■ Aim of the exercise
Copy each line of the material below that includes the string "true".
====== Dataset rows
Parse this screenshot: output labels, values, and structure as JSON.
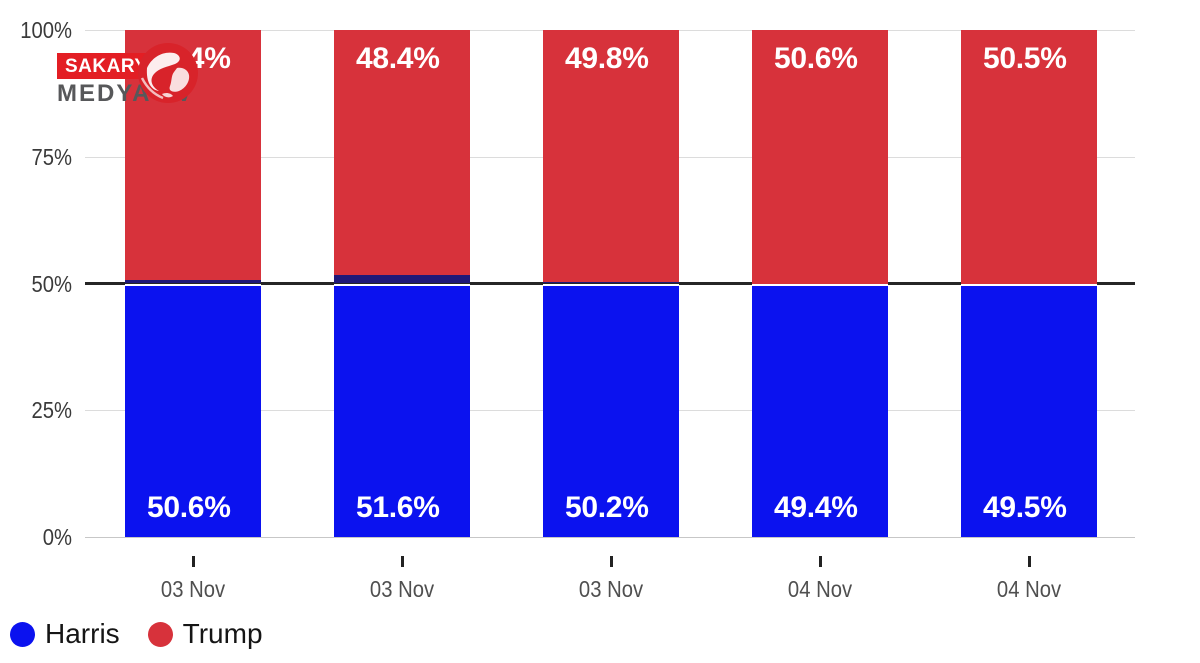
{
  "brand": {
    "name_top": "SAKARYA",
    "name_bottom": "MEDYA TV",
    "box_color": "#e31e24",
    "subname_color": "#57585a",
    "globe_color": "#d8232a"
  },
  "chart_data": {
    "type": "bar",
    "stacked": true,
    "title": "",
    "xlabel": "",
    "ylabel": "",
    "categories": [
      "03 Nov",
      "03 Nov",
      "03 Nov",
      "04 Nov",
      "04 Nov"
    ],
    "series": [
      {
        "name": "Harris",
        "color": "#0b12ef",
        "values": [
          50.6,
          51.6,
          50.2,
          49.4,
          49.5
        ]
      },
      {
        "name": "Trump",
        "color": "#d7323b",
        "values": [
          49.4,
          48.4,
          49.8,
          50.6,
          50.5
        ]
      }
    ],
    "bar_labels": {
      "harris": [
        "50.6%",
        "51.6%",
        "50.2%",
        "49.4%",
        "49.5%"
      ],
      "trump": [
        "49.4%",
        "48.4%",
        "49.8%",
        "50.6%",
        "50.5%"
      ]
    },
    "y_ticks": [
      {
        "label": "100%",
        "value": 100
      },
      {
        "label": "75%",
        "value": 75
      },
      {
        "label": "50%",
        "value": 50
      },
      {
        "label": "25%",
        "value": 25
      },
      {
        "label": "0%",
        "value": 0
      }
    ],
    "ylim": [
      0,
      100
    ],
    "reference_line": 50,
    "grid": true,
    "legend_position": "bottom-left",
    "legend": [
      "Harris",
      "Trump"
    ]
  }
}
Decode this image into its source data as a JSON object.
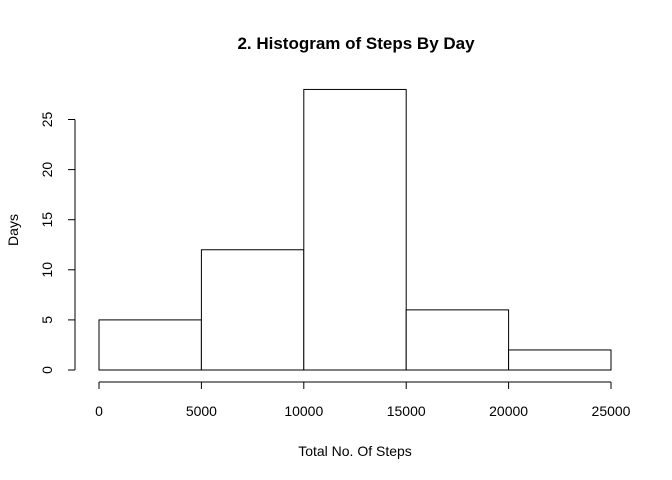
{
  "chart_data": {
    "type": "bar",
    "title": "2. Histogram of Steps By Day",
    "xlabel": "Total No. Of Steps",
    "ylabel": "Days",
    "bins": [
      {
        "from": 0,
        "to": 5000,
        "count": 5
      },
      {
        "from": 5000,
        "to": 10000,
        "count": 12
      },
      {
        "from": 10000,
        "to": 15000,
        "count": 28
      },
      {
        "from": 15000,
        "to": 20000,
        "count": 6
      },
      {
        "from": 20000,
        "to": 25000,
        "count": 2
      }
    ],
    "xlim": [
      0,
      25000
    ],
    "ylim": [
      0,
      28
    ],
    "xticks": [
      0,
      5000,
      10000,
      15000,
      20000,
      25000
    ],
    "yticks": [
      0,
      5,
      10,
      15,
      20,
      25
    ],
    "grid": false,
    "legend": "none",
    "bar_fill": "#ffffff",
    "bar_stroke": "#000000"
  }
}
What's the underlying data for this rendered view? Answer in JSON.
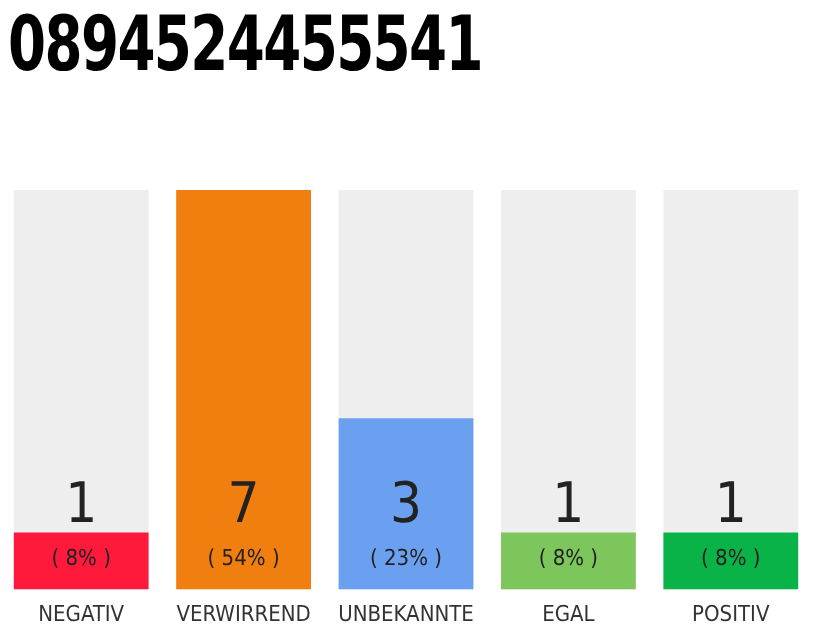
{
  "chart_data": {
    "type": "bar",
    "title": "0894524455541",
    "categories": [
      "NEGATIV",
      "VERWIRREND",
      "UNBEKANNTE",
      "EGAL",
      "POSITIV"
    ],
    "values": [
      1,
      7,
      3,
      1,
      1
    ],
    "colors": [
      "#ff1a3c",
      "#f07f0f",
      "#6aa0ef",
      "#7dc65c",
      "#0ab347"
    ],
    "ylim": [
      0,
      7
    ],
    "tick_labels": "x",
    "grid": false,
    "legend": false,
    "data_labels": true,
    "annotations": [
      "( 8% )",
      "( 54% )",
      "( 23% )",
      "( 8% )",
      "( 8% )"
    ]
  }
}
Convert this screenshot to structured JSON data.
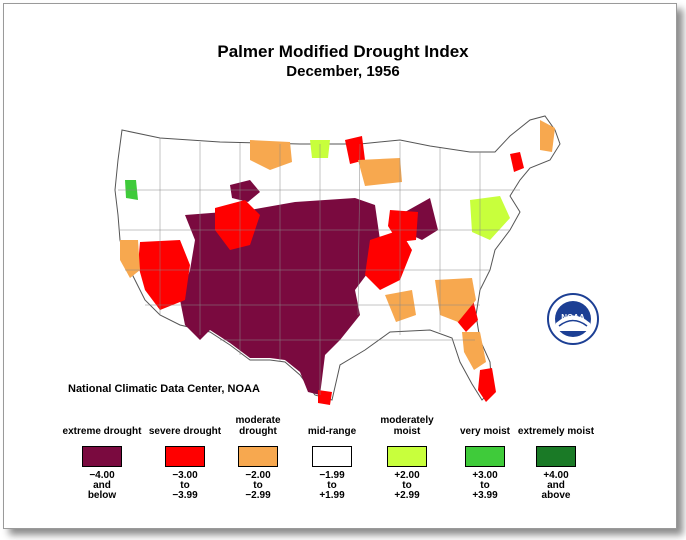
{
  "title": "Palmer Modified Drought Index",
  "subtitle": "December, 1956",
  "credit": "National Climatic Data Center, NOAA",
  "logo_text": "NOAA",
  "legend": [
    {
      "label": "extreme drought",
      "range": "−4.00\nand\nbelow",
      "color": "#7a0a3f"
    },
    {
      "label": "severe drought",
      "range": "−3.00\nto\n−3.99",
      "color": "#ff0000"
    },
    {
      "label": "moderate drought",
      "range": "−2.00\nto\n−2.99",
      "color": "#f7a84f"
    },
    {
      "label": "mid-range",
      "range": "−1.99\nto\n+1.99",
      "color": "#ffffff"
    },
    {
      "label": "moderately moist",
      "range": "+2.00\nto\n+2.99",
      "color": "#c8ff3c"
    },
    {
      "label": "very moist",
      "range": "+3.00\nto\n+3.99",
      "color": "#3fcb3a"
    },
    {
      "label": "extremely moist",
      "range": "+4.00\nand\nabove",
      "color": "#1a7a26"
    }
  ]
}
============
■ Completed task
    "stacked": true,
    "grid": true,
    "data_labels": true,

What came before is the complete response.